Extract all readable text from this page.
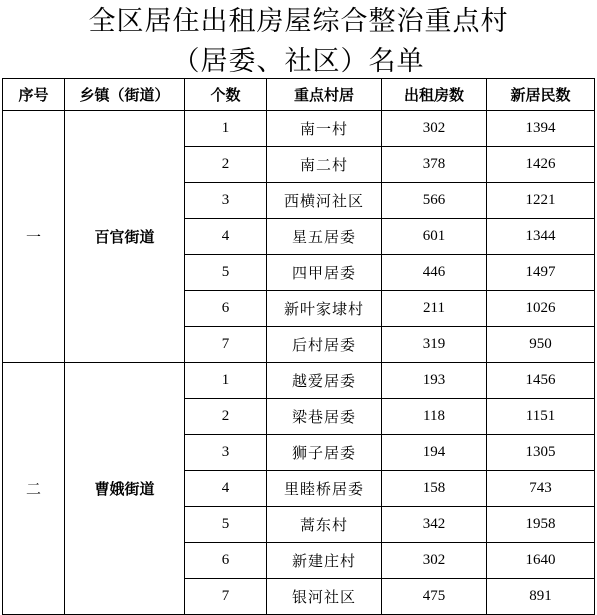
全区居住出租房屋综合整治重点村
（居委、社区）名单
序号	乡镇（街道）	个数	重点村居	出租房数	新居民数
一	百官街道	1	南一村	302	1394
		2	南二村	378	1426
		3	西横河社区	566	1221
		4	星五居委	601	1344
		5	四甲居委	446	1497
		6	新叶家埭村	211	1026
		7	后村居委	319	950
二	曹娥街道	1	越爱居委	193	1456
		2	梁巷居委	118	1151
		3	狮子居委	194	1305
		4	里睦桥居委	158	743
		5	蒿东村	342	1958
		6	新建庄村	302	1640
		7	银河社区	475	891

═══

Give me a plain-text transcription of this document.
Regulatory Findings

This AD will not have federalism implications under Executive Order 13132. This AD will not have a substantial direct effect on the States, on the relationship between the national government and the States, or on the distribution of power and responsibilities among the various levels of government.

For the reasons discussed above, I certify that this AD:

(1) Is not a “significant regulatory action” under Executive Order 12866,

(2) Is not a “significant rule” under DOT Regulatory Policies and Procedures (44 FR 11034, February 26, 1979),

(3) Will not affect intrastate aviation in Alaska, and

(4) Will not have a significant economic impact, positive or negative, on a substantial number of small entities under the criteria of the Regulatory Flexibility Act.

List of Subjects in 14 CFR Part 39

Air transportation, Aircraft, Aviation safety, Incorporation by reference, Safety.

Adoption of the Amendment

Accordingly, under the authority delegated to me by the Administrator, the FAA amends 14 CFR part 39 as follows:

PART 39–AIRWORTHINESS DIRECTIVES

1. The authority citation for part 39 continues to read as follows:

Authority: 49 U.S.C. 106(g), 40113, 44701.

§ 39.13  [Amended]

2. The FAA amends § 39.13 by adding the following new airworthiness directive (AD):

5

═══

=== TASK TO CARRY OUT ===
Copy each line of the records containing the string "text".

=== ANSWER BELOW ===
Extract all readable text from this page.
Give me a plain-text transcription of this document.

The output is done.